-- BEGIN --

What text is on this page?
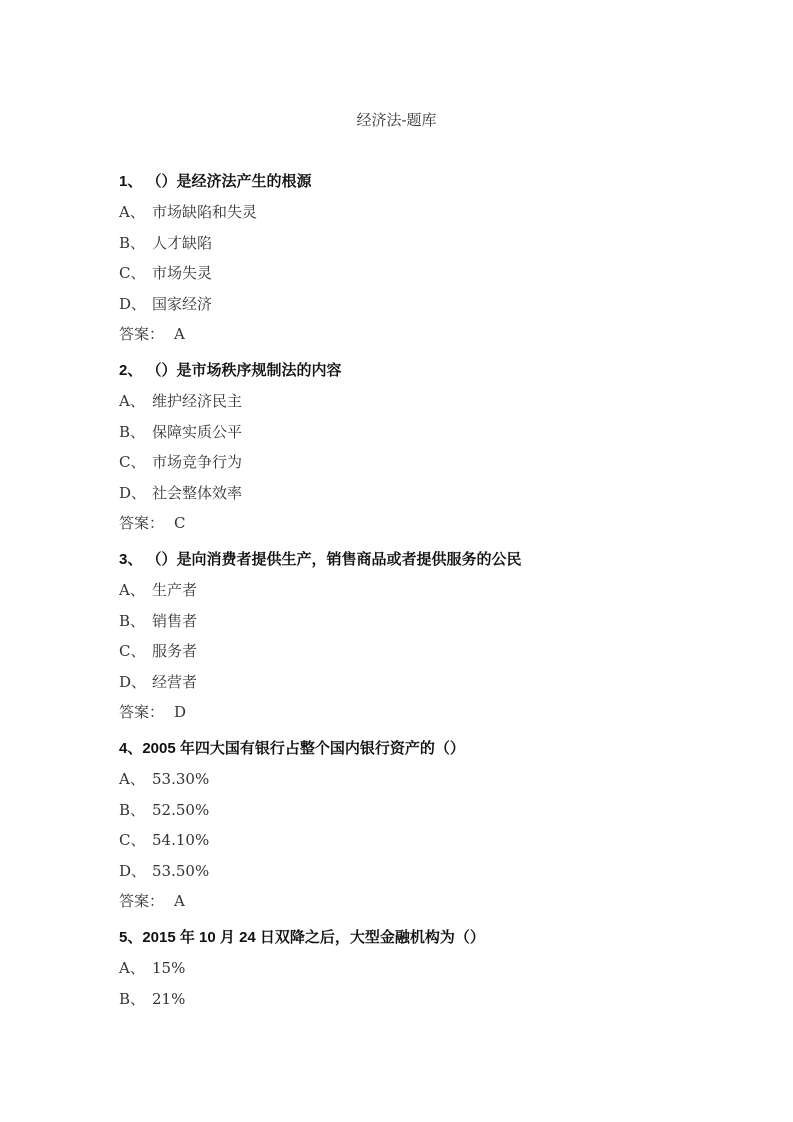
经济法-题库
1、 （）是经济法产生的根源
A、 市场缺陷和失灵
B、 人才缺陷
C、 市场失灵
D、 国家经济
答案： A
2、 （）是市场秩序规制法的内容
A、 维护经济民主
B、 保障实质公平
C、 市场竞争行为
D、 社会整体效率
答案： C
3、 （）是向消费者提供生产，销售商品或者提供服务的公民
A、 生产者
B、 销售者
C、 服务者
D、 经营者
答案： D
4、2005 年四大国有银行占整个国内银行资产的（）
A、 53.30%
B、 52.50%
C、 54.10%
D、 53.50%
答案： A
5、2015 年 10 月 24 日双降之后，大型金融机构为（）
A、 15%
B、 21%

-- END --
-- BEGIN --

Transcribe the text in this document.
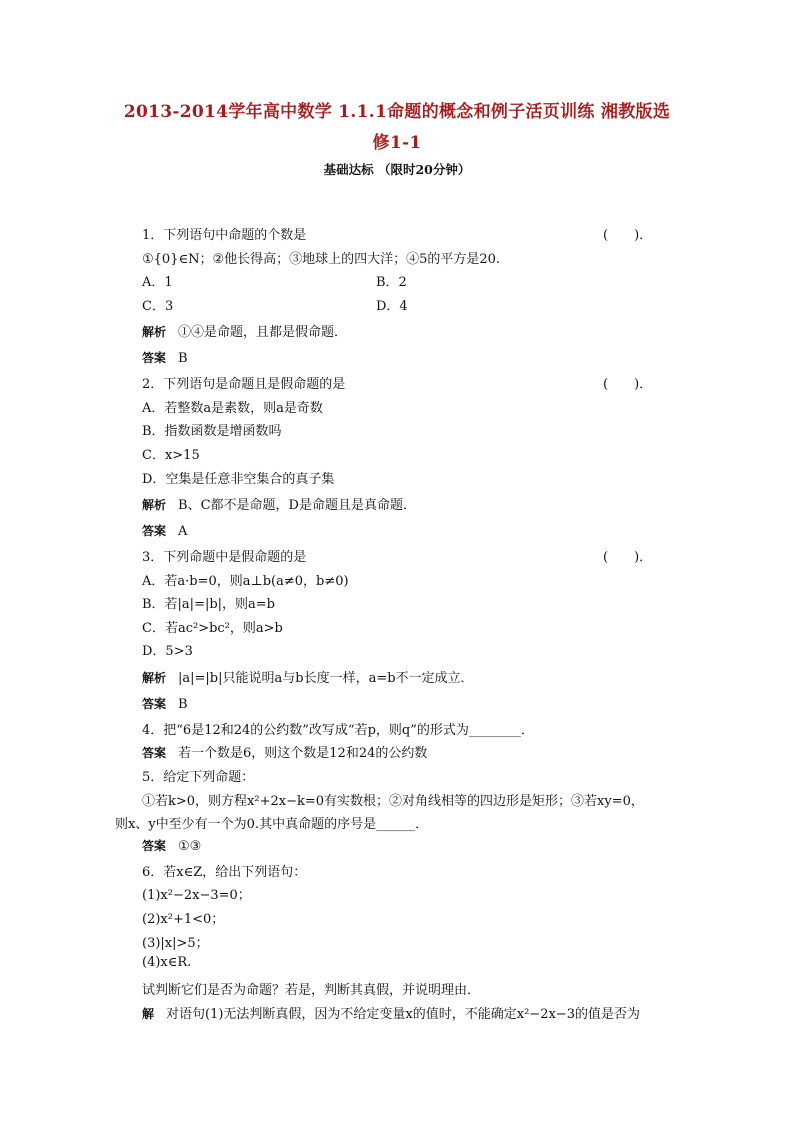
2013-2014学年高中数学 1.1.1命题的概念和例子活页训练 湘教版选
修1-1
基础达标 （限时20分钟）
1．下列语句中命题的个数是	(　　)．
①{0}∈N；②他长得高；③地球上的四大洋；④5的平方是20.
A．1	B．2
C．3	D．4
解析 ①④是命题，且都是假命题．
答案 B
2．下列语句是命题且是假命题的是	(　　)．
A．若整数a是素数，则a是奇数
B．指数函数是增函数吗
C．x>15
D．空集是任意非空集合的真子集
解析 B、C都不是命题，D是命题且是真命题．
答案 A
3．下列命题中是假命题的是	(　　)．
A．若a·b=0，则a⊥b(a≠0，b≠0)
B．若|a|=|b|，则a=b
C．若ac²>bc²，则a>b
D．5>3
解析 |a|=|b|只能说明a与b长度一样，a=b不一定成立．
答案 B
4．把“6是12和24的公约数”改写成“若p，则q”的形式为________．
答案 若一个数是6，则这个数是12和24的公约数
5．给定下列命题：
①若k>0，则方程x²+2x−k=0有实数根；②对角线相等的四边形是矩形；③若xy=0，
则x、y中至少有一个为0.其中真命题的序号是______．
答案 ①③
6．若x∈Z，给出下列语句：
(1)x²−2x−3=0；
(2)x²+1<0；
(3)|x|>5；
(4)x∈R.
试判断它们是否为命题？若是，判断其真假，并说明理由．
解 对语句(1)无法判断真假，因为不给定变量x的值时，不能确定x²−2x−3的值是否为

-- END --

## [The problem]
Extract each line from the entries above that contains the string "text".

## [Worked answer]
What text is on this page?
Transcribe the text in this document.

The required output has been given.